— Begin Given entries —

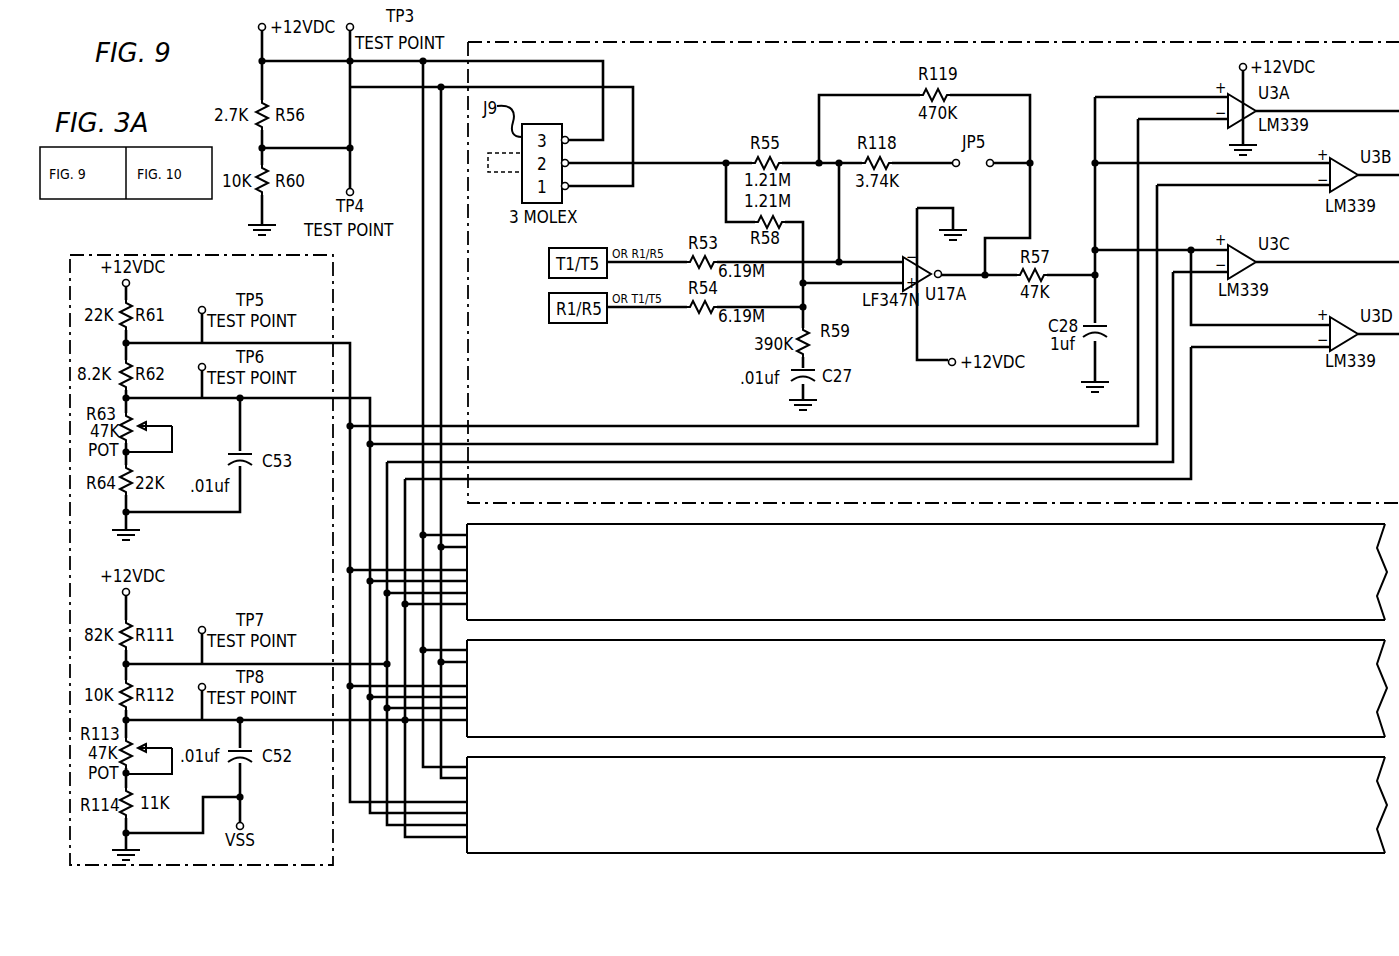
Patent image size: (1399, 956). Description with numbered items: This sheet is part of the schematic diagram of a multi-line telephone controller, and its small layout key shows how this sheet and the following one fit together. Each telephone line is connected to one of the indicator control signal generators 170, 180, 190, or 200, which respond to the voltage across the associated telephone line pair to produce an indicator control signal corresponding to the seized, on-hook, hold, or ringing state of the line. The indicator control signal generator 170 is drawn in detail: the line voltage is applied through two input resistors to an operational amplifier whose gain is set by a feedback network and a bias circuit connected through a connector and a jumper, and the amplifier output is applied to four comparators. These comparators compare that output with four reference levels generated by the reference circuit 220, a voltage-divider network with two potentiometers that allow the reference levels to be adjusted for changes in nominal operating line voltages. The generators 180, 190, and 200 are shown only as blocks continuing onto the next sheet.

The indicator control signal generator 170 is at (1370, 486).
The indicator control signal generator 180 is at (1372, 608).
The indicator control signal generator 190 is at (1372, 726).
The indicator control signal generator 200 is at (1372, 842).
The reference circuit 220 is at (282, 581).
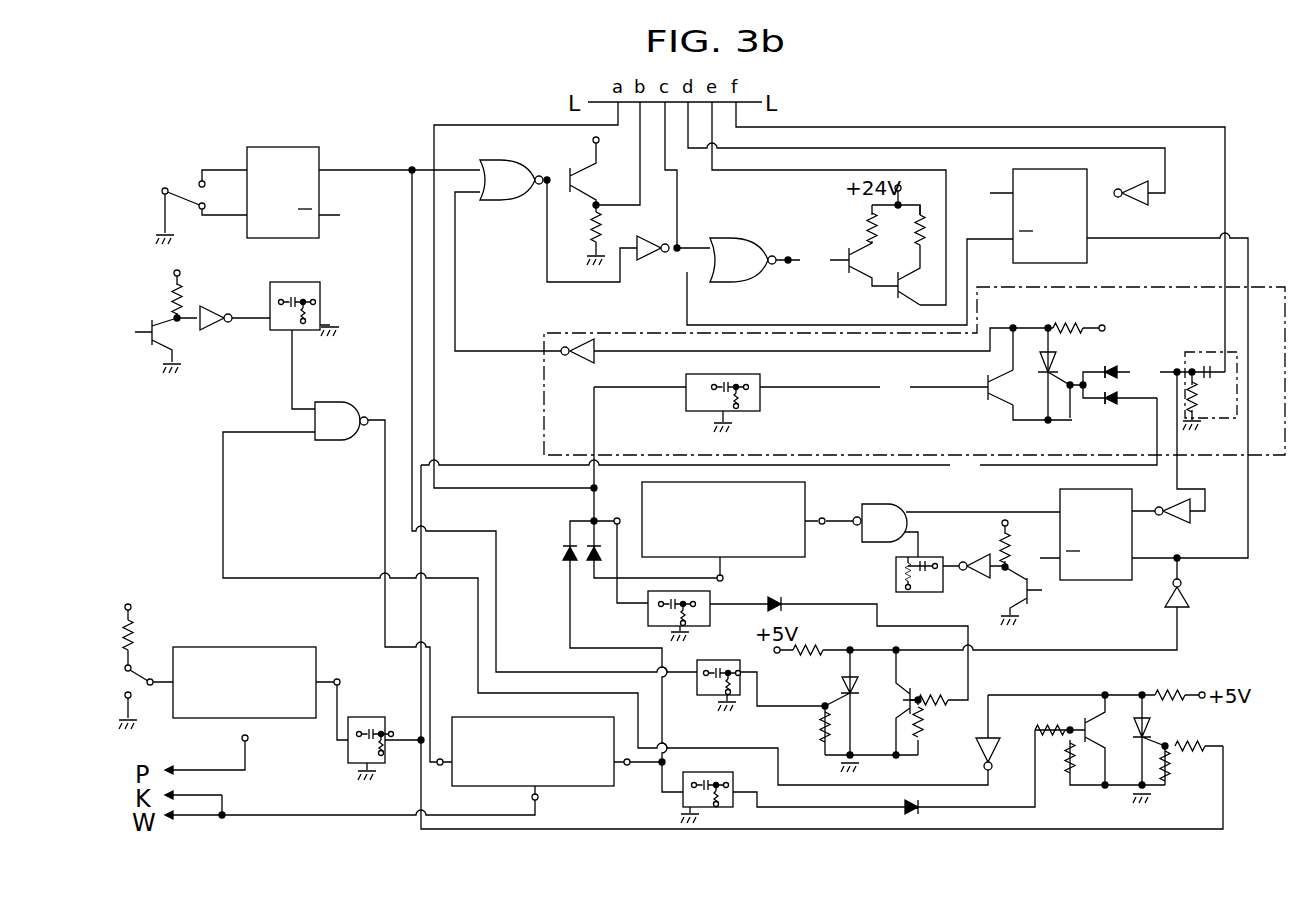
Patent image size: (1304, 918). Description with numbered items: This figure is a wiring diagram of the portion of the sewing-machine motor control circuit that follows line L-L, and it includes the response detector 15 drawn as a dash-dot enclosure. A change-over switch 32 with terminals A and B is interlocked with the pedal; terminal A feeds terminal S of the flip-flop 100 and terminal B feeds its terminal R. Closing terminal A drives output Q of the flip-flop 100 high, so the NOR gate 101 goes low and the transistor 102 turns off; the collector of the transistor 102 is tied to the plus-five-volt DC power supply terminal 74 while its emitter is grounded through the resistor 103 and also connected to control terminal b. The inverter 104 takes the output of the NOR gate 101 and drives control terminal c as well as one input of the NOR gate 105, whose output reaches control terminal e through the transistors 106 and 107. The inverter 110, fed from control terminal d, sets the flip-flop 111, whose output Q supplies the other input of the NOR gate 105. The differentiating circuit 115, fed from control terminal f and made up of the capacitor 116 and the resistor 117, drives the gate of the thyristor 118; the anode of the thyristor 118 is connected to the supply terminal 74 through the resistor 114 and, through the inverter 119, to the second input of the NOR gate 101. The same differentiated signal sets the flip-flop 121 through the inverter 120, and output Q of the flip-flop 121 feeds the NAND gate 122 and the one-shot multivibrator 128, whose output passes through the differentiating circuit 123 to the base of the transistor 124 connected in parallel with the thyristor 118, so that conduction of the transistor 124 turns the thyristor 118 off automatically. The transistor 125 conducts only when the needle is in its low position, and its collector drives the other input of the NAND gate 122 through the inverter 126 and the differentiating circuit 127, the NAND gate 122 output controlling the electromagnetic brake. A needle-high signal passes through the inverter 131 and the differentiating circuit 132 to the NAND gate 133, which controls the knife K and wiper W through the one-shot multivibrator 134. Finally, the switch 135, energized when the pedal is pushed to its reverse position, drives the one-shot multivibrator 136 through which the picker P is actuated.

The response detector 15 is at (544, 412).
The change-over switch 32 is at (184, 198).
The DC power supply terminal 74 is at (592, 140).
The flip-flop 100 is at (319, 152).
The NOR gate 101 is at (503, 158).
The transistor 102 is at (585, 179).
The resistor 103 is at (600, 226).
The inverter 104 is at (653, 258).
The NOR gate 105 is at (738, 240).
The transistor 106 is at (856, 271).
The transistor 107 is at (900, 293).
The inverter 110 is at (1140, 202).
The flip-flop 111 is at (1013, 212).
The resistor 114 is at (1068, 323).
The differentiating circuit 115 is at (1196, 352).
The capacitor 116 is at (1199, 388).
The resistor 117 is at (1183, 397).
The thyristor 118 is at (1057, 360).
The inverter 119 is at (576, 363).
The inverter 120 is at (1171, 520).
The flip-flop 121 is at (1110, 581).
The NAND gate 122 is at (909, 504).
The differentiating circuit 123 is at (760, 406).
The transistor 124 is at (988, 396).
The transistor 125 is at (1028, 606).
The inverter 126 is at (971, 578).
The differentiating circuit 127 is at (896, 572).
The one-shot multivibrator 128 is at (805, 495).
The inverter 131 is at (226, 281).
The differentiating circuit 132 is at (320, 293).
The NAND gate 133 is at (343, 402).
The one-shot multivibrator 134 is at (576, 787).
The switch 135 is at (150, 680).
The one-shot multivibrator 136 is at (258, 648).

— End Given entries —

### Brief
Turn all of the data above into a JSON list of strings, with one string for each line and no blank lines. Leave the pictures out of the answer.

### Result of this exercise
[
  "Patent image size: (1399, 956). Description with numbered items: This sheet is part of the schematic diagram of a multi-line telephone controller, and its small layout key shows how this sheet and the following one fit together. Each telephone line is connected to one of the indicator control signal generators 170, 180, 190, or 200, which respond to the voltage across the associated telephone line pair to produce an indicator control signal corresponding to the seized, on-hook, hold, or ringing state of the line. The indicator control signal generator 170 is drawn in detail: the line voltage is applied through two input resistors to an operational amplifier whose gain is set by a feedback network and a bias circuit connected through a connector and a jumper, and the amplifier output is applied to four comparators. These comparators compare that output with four reference levels generated by the reference circuit 220, a voltage-divider network with two potentiometers that allow the reference levels to be adjusted for changes in nominal operating line voltages. The generators 180, 190, and 200 are shown only as blocks continuing onto the next sheet.",
  "The indicator control signal generator 170 is at (1370, 486).",
  "The indicator control signal generator 180 is at (1372, 608).",
  "The indicator control signal generator 190 is at (1372, 726).",
  "The indicator control signal generator 200 is at (1372, 842).",
  "The reference circuit 220 is at (282, 581).",
  "Patent image size: (1304, 918). Description with numbered items: This figure is a wiring diagram of the portion of the sewing-machine motor control circuit that follows line L-L, and it includes the response detector 15 drawn as a dash-dot enclosure. A change-over switch 32 with terminals A and B is interlocked with the pedal; terminal A feeds terminal S of the flip-flop 100 and terminal B feeds its terminal R. Closing terminal A drives output Q of the flip-flop 100 high, so the NOR gate 101 goes low and the transistor 102 turns off; the collector of the transistor 102 is tied to the plus-five-volt DC power supply terminal 74 while its emitter is grounded through the resistor 103 and also connected to control terminal b. The inverter 104 takes the output of the NOR gate 101 and drives control terminal c as well as one input of the NOR gate 105, whose output reaches control terminal e through the transistors 106 and 107. The inverter 110, fed from control terminal d, sets the flip-flop 111, whose output Q supplies the other input of the NOR gate 105. The differentiating circuit 115, fed from control terminal f and made up of the capacitor 116 and the resistor 117, drives the gate of the thyristor 118; the anode of the thyristor 118 is connected to the supply terminal 74 through the resistor 114 and, through the inverter 119, to the second input of the NOR gate 101. The same differentiated signal sets the flip-flop 121 through the inverter 120, and output Q of the flip-flop 121 feeds the NAND gate 122 and the one-shot multivibrator 128, whose output passes through the differentiating circuit 123 to the base of the transistor 124 connected in parallel with the thyristor 118, so that conduction of the transistor 124 turns the thyristor 118 off automatically. The transistor 125 conducts only when the needle is in its low position, and its collector drives the other input of the NAND gate 122 through the inverter 126 and the differentiating circuit 127, the NAND gate 122 output controlling the electromagnetic brake. A needle-high signal passes through the inverter 131 and the differentiating circuit 132 to the NAND gate 133, which controls the knife K and wiper W through the one-shot multivibrator 134. Finally, the switch 135, energized when the pedal is pushed to its reverse position, drives the one-shot multivibrator 136 through which the picker P is actuated.",
  "The response detector 15 is at (544, 412).",
  "The change-over switch 32 is at (184, 198).",
  "The DC power supply terminal 74 is at (592, 140).",
  "The flip-flop 100 is at (319, 152).",
  "The NOR gate 101 is at (503, 158).",
  "The transistor 102 is at (585, 179).",
  "The resistor 103 is at (600, 226).",
  "The inverter 104 is at (653, 258).",
  "The NOR gate 105 is at (738, 240).",
  "The transistor 106 is at (856, 271).",
  "The transistor 107 is at (900, 293).",
  "The inverter 110 is at (1140, 202).",
  "The flip-flop 111 is at (1013, 212).",
  "The resistor 114 is at (1068, 323).",
  "The differentiating circuit 115 is at (1196, 352).",
  "The capacitor 116 is at (1199, 388).",
  "The resistor 117 is at (1183, 397).",
  "The thyristor 118 is at (1057, 360).",
  "The inverter 119 is at (576, 363).",
  "The inverter 120 is at (1171, 520).",
  "The flip-flop 121 is at (1110, 581).",
  "The NAND gate 122 is at (909, 504).",
  "The differentiating circuit 123 is at (760, 406).",
  "The transistor 124 is at (988, 396).",
  "The transistor 125 is at (1028, 606).",
  "The inverter 126 is at (971, 578).",
  "The differentiating circuit 127 is at (896, 572).",
  "The one-shot multivibrator 128 is at (805, 495).",
  "The inverter 131 is at (226, 281).",
  "The differentiating circuit 132 is at (320, 293).",
  "The NAND gate 133 is at (343, 402).",
  "The one-shot multivibrator 134 is at (576, 787).",
  "The switch 135 is at (150, 680).",
  "The one-shot multivibrator 136 is at (258, 648)."
]